▸ **Job**:
Skip every image and restate the data word for word.

****************

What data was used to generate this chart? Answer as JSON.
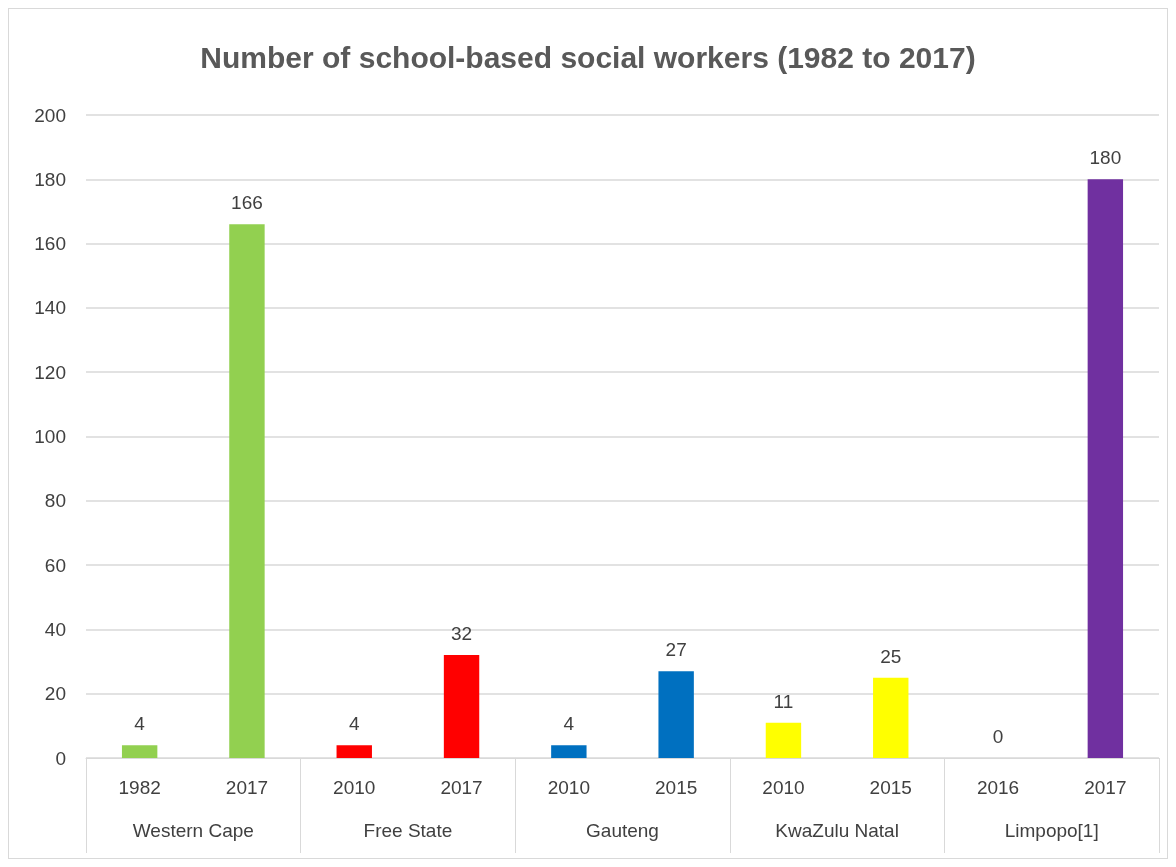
{
  "chart_data": {
    "type": "bar",
    "title": "Number of school-based social workers (1982 to 2017)",
    "categories": [
      "1982",
      "2017",
      "2010",
      "2017",
      "2010",
      "2015",
      "2010",
      "2015",
      "2016",
      "2017"
    ],
    "values": [
      4,
      166,
      4,
      32,
      4,
      27,
      11,
      25,
      0,
      180
    ],
    "colors": [
      "#92d050",
      "#92d050",
      "#ff0000",
      "#ff0000",
      "#0070c0",
      "#0070c0",
      "#ffff00",
      "#ffff00",
      "#7030a0",
      "#7030a0"
    ],
    "annotations": [
      "Western Cape",
      "Free State",
      "Gauteng",
      "KwaZulu Natal",
      "Limpopo[1]"
    ],
    "ylim": [
      0,
      200
    ],
    "yticks": [
      0,
      20,
      40,
      60,
      80,
      100,
      120,
      140,
      160,
      180,
      200
    ],
    "grid": "y",
    "data_labels": true
  }
}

****************

▸ **Result for this exercise**:
What data was used to generate this chart? Answer as JSON.
{
  "chart_data": {
    "type": "bar",
    "title": "Number of school-based social workers (1982 to 2017)",
    "categories": [
      "1982",
      "2017",
      "2010",
      "2017",
      "2010",
      "2015",
      "2010",
      "2015",
      "2016",
      "2017"
    ],
    "values": [
      4,
      166,
      4,
      32,
      4,
      27,
      11,
      25,
      0,
      180
    ],
    "colors": [
      "#92d050",
      "#92d050",
      "#ff0000",
      "#ff0000",
      "#0070c0",
      "#0070c0",
      "#ffff00",
      "#ffff00",
      "#7030a0",
      "#7030a0"
    ],
    "annotations": [
      "Western Cape",
      "Free State",
      "Gauteng",
      "KwaZulu Natal",
      "Limpopo[1]"
    ],
    "ylim": [
      0,
      200
    ],
    "yticks": [
      0,
      20,
      40,
      60,
      80,
      100,
      120,
      140,
      160,
      180,
      200
    ],
    "grid": "y",
    "data_labels": true
  }
}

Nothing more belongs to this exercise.